======== Provided material ========

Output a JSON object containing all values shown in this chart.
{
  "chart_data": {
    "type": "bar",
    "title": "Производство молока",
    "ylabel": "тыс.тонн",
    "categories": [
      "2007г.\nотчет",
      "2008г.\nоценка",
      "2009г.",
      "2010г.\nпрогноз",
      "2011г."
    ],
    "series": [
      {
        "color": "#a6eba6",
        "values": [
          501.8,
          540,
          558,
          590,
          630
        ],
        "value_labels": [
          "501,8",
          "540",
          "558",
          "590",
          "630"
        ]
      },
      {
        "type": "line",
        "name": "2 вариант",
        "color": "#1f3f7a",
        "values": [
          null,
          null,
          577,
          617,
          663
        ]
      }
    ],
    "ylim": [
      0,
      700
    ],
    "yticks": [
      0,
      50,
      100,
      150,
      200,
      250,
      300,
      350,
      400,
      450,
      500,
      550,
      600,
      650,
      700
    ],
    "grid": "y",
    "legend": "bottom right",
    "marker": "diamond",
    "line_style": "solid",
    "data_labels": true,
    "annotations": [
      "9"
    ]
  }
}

========

§ What is needed
Above are the records; retype them all without a single difference.

§ Exercise solution
Output a JSON object containing all values shown in this chart.
{
  "chart_data": {
    "type": "bar",
    "title": "Производство молока",
    "ylabel": "тыс.тонн",
    "categories": [
      "2007г.\nотчет",
      "2008г.\nоценка",
      "2009г.",
      "2010г.\nпрогноз",
      "2011г."
    ],
    "series": [
      {
        "color": "#a6eba6",
        "values": [
          501.8,
          540,
          558,
          590,
          630
        ],
        "value_labels": [
          "501,8",
          "540",
          "558",
          "590",
          "630"
        ]
      },
      {
        "type": "line",
        "name": "2 вариант",
        "color": "#1f3f7a",
        "values": [
          null,
          null,
          577,
          617,
          663
        ]
      }
    ],
    "ylim": [
      0,
      700
    ],
    "yticks": [
      0,
      50,
      100,
      150,
      200,
      250,
      300,
      350,
      400,
      450,
      500,
      550,
      600,
      650,
      700
    ],
    "grid": "y",
    "legend": "bottom right",
    "marker": "diamond",
    "line_style": "solid",
    "data_labels": true,
    "annotations": [
      "9"
    ]
  }
}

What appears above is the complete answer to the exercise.